-- Stated task --
Select, from the material below, each line with "seasonally" in it.

-- Dataset records --
Start

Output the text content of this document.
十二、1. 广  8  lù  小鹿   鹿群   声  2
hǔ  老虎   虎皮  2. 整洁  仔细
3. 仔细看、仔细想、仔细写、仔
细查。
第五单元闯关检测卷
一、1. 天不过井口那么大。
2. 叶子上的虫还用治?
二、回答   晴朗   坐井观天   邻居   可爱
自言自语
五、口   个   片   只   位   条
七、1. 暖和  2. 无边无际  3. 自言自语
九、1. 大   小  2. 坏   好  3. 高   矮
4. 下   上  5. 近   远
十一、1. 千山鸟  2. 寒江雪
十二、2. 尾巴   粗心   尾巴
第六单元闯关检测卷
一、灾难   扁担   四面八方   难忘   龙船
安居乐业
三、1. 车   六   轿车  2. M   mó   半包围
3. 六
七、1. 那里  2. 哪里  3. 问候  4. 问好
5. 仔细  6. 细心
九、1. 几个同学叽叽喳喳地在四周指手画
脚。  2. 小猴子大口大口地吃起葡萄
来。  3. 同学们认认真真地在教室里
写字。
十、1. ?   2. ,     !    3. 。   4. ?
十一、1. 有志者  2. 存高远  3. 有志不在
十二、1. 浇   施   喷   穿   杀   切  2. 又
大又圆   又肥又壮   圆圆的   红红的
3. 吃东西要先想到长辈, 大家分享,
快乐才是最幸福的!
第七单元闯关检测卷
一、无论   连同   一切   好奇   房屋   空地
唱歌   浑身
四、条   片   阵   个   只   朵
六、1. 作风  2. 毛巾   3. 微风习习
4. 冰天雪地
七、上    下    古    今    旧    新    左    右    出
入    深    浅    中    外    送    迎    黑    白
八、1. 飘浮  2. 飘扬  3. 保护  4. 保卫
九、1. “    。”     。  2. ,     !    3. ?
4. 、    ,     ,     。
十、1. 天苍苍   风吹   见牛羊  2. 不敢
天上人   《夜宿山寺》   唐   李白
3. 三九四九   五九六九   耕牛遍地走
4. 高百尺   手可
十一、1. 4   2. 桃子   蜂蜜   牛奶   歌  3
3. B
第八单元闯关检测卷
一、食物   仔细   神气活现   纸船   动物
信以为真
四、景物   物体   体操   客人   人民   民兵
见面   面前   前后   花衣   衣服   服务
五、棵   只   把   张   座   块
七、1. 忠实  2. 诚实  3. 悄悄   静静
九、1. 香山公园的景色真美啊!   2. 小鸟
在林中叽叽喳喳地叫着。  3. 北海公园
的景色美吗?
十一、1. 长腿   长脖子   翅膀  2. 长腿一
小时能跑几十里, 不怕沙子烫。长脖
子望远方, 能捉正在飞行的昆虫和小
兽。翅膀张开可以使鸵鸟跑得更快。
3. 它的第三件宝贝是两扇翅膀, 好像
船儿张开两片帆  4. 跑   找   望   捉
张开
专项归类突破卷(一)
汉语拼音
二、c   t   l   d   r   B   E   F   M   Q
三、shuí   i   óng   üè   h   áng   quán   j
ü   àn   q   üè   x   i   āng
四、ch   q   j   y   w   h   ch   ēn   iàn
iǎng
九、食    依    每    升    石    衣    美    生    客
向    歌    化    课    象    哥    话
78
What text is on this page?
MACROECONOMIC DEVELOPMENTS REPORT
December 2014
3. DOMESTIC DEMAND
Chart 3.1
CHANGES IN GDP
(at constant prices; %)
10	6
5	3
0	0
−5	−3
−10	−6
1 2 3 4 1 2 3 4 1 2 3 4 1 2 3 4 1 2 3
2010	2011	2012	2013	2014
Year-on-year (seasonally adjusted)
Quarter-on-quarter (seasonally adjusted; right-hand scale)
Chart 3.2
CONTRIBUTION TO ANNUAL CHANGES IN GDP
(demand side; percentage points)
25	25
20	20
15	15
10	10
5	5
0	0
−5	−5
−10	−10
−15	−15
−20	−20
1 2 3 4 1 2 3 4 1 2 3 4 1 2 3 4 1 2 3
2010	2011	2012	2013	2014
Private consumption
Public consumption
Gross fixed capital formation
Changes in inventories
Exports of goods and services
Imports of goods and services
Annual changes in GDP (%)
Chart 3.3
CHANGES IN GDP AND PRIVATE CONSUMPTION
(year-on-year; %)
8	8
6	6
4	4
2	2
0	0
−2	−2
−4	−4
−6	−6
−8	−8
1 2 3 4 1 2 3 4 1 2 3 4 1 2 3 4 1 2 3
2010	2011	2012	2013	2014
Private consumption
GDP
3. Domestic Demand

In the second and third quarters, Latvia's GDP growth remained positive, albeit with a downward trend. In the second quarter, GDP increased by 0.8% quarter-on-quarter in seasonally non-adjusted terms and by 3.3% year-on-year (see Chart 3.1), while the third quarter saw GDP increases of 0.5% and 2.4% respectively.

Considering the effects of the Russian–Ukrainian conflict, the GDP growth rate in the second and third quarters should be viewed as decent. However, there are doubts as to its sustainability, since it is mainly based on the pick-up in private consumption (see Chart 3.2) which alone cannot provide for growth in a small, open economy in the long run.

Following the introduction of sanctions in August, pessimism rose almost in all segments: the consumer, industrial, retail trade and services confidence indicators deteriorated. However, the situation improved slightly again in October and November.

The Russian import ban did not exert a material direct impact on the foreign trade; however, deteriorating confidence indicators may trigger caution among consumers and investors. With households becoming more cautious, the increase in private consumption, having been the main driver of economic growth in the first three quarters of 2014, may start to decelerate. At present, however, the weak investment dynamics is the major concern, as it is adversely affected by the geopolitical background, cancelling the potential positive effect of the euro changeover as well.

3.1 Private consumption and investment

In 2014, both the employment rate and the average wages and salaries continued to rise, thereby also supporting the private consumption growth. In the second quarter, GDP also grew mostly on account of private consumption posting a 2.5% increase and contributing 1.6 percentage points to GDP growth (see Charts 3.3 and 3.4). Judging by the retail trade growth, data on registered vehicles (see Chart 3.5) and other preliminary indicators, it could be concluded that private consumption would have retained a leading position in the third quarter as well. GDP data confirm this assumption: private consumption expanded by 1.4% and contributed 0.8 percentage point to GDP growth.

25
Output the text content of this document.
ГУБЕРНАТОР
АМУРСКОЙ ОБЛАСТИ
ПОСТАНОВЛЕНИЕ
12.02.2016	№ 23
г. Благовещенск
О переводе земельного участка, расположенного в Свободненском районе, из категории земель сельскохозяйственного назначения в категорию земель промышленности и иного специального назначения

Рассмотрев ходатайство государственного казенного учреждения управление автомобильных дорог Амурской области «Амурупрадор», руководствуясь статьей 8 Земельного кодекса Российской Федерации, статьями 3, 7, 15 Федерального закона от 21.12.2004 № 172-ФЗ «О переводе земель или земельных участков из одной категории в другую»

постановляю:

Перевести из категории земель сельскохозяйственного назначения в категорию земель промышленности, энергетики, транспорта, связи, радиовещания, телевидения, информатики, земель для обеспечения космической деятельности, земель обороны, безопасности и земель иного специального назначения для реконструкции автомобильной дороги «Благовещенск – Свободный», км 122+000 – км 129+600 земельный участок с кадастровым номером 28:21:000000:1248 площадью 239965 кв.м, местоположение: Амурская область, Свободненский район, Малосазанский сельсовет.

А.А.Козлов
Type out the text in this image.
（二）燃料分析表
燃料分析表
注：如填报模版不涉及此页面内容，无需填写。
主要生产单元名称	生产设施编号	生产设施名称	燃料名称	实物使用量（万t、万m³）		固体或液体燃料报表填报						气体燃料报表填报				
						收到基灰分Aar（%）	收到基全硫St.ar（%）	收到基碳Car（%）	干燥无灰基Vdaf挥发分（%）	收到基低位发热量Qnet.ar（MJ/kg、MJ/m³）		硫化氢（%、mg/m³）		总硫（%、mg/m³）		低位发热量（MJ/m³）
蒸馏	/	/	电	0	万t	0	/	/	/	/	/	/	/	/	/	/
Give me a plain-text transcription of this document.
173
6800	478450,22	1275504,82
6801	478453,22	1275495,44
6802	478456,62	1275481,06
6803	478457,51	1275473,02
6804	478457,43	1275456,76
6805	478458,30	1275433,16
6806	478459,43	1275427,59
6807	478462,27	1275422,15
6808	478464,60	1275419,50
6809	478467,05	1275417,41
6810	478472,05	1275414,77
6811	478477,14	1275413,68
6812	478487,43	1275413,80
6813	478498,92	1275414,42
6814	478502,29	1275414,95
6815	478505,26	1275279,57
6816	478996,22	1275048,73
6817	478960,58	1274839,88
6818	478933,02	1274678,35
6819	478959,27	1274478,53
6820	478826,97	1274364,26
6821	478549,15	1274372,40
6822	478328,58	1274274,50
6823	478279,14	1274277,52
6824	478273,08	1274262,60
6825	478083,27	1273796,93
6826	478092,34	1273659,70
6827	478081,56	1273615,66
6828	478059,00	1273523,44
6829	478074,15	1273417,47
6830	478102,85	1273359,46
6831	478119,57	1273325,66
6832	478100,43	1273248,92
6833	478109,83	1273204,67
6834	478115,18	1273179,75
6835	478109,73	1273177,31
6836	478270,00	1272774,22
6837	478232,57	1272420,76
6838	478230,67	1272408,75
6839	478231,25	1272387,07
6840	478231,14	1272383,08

End

-- Solution for this exercise --
Year-on-year (seasonally adjusted)
Quarter-on-quarter (seasonally adjusted; right-hand scale)
In the second and third quarters, Latvia's GDP growth remained positive, albeit with a downward trend. In the second quarter, GDP increased by 0.8% quarter-on-quarter in seasonally non-adjusted terms and by 3.3% year-on-year (see Chart 3.1), while the third quarter saw GDP increases of 0.5% and 2.4% respectively.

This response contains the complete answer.